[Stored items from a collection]
__________
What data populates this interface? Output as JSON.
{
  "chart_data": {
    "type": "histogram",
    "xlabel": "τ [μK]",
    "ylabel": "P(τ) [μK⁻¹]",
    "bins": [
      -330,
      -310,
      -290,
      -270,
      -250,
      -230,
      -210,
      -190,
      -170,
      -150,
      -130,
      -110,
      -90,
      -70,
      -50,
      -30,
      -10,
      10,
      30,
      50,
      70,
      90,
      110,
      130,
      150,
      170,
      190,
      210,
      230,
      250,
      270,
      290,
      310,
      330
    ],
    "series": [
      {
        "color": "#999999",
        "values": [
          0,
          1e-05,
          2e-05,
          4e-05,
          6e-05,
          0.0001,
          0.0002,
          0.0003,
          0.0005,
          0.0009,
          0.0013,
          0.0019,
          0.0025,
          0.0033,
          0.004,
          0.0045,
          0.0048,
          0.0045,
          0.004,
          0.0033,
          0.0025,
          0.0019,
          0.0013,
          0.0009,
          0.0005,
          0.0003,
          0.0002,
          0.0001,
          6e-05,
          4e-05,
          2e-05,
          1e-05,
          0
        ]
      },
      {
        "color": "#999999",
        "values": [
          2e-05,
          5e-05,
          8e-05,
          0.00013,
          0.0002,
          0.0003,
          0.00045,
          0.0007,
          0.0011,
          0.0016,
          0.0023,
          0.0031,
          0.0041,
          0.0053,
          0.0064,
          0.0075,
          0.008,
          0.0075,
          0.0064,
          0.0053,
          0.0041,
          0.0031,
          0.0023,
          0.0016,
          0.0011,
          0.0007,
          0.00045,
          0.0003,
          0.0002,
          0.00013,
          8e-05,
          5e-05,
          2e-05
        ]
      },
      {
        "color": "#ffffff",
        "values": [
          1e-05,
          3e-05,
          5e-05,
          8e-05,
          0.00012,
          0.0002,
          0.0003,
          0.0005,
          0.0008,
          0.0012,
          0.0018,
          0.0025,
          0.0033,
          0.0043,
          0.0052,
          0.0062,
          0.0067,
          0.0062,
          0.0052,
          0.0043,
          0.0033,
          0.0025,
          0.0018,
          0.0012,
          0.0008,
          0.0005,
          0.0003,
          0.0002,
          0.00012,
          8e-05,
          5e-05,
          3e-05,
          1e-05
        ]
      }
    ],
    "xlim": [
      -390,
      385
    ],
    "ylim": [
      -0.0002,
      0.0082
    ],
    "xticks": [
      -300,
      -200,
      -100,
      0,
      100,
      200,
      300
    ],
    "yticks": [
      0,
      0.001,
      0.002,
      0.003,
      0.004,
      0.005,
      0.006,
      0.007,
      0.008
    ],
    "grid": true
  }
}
__________
### Task details
Reproduce the full listing word for word.

### Result below
What data populates this interface? Output as JSON.
{
  "chart_data": {
    "type": "histogram",
    "xlabel": "τ [μK]",
    "ylabel": "P(τ) [μK⁻¹]",
    "bins": [
      -330,
      -310,
      -290,
      -270,
      -250,
      -230,
      -210,
      -190,
      -170,
      -150,
      -130,
      -110,
      -90,
      -70,
      -50,
      -30,
      -10,
      10,
      30,
      50,
      70,
      90,
      110,
      130,
      150,
      170,
      190,
      210,
      230,
      250,
      270,
      290,
      310,
      330
    ],
    "series": [
      {
        "color": "#999999",
        "values": [
          0,
          1e-05,
          2e-05,
          4e-05,
          6e-05,
          0.0001,
          0.0002,
          0.0003,
          0.0005,
          0.0009,
          0.0013,
          0.0019,
          0.0025,
          0.0033,
          0.004,
          0.0045,
          0.0048,
          0.0045,
          0.004,
          0.0033,
          0.0025,
          0.0019,
          0.0013,
          0.0009,
          0.0005,
          0.0003,
          0.0002,
          0.0001,
          6e-05,
          4e-05,
          2e-05,
          1e-05,
          0
        ]
      },
      {
        "color": "#999999",
        "values": [
          2e-05,
          5e-05,
          8e-05,
          0.00013,
          0.0002,
          0.0003,
          0.00045,
          0.0007,
          0.0011,
          0.0016,
          0.0023,
          0.0031,
          0.0041,
          0.0053,
          0.0064,
          0.0075,
          0.008,
          0.0075,
          0.0064,
          0.0053,
          0.0041,
          0.0031,
          0.0023,
          0.0016,
          0.0011,
          0.0007,
          0.00045,
          0.0003,
          0.0002,
          0.00013,
          8e-05,
          5e-05,
          2e-05
        ]
      },
      {
        "color": "#ffffff",
        "values": [
          1e-05,
          3e-05,
          5e-05,
          8e-05,
          0.00012,
          0.0002,
          0.0003,
          0.0005,
          0.0008,
          0.0012,
          0.0018,
          0.0025,
          0.0033,
          0.0043,
          0.0052,
          0.0062,
          0.0067,
          0.0062,
          0.0052,
          0.0043,
          0.0033,
          0.0025,
          0.0018,
          0.0012,
          0.0008,
          0.0005,
          0.0003,
          0.0002,
          0.00012,
          8e-05,
          5e-05,
          3e-05,
          1e-05
        ]
      }
    ],
    "xlim": [
      -390,
      385
    ],
    "ylim": [
      -0.0002,
      0.0082
    ],
    "xticks": [
      -300,
      -200,
      -100,
      0,
      100,
      200,
      300
    ],
    "yticks": [
      0,
      0.001,
      0.002,
      0.003,
      0.004,
      0.005,
      0.006,
      0.007,
      0.008
    ],
    "grid": true
  }
}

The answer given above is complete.